[Data listing]

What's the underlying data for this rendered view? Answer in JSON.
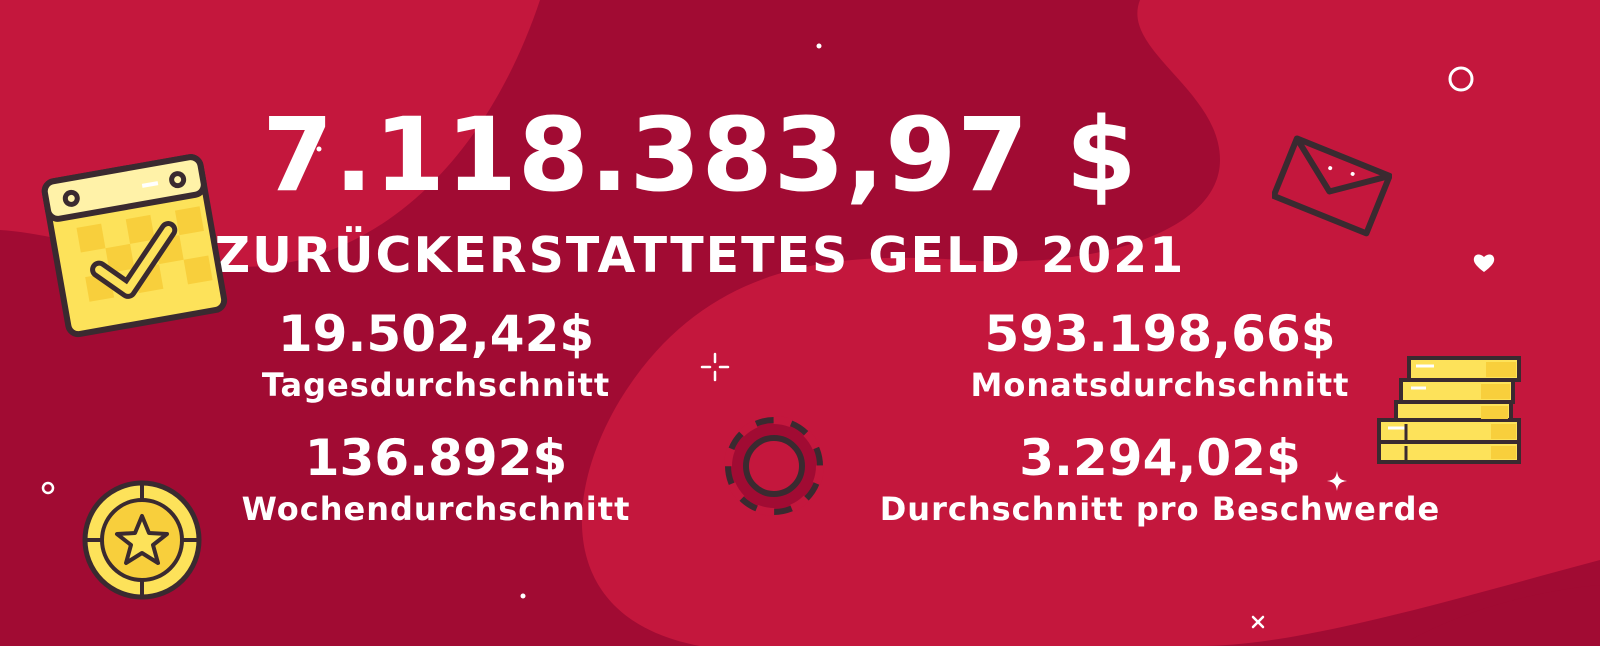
{
  "headline": {
    "total": "7.118.383,97 $",
    "subtitle": "ZURÜCKERSTATTETES GELD 2021"
  },
  "stats": {
    "daily": {
      "value": "19.502,42$",
      "label": "Tagesdurchschnitt"
    },
    "weekly": {
      "value": "136.892$",
      "label": "Wochendurchschnitt"
    },
    "monthly": {
      "value": "593.198,66$",
      "label": "Monatsdurchschnitt"
    },
    "per_complaint": {
      "value": "3.294,02$",
      "label": "Durchschnitt pro Beschwerde"
    }
  },
  "colors": {
    "background_dark": "#a10b33",
    "background_light": "#c4173d",
    "text": "#ffffff",
    "icon_yellow": "#fde25a",
    "icon_outline": "#3a2a30"
  },
  "icons": [
    "calendar-check-icon",
    "envelope-icon",
    "heart-icon",
    "coin-star-icon",
    "poker-chip-icon",
    "coin-stack-icon",
    "sparkle-icon"
  ]
}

*SET EXERCISE:* Write out every record above exactly as it stands, but leave out the pictures.

*WRITTEN RESPONSE:*
What's the underlying data for this rendered view? Answer in JSON.
{
  "headline": {
    "total": "7.118.383,97 $",
    "subtitle": "ZURÜCKERSTATTETES GELD 2021"
  },
  "stats": {
    "daily": {
      "value": "19.502,42$",
      "label": "Tagesdurchschnitt"
    },
    "weekly": {
      "value": "136.892$",
      "label": "Wochendurchschnitt"
    },
    "monthly": {
      "value": "593.198,66$",
      "label": "Monatsdurchschnitt"
    },
    "per_complaint": {
      "value": "3.294,02$",
      "label": "Durchschnitt pro Beschwerde"
    }
  },
  "colors": {
    "background_dark": "#a10b33",
    "background_light": "#c4173d",
    "text": "#ffffff",
    "icon_yellow": "#fde25a",
    "icon_outline": "#3a2a30"
  },
  "icons": [
    "calendar-check-icon",
    "envelope-icon",
    "heart-icon",
    "coin-star-icon",
    "poker-chip-icon",
    "coin-stack-icon",
    "sparkle-icon"
  ]
}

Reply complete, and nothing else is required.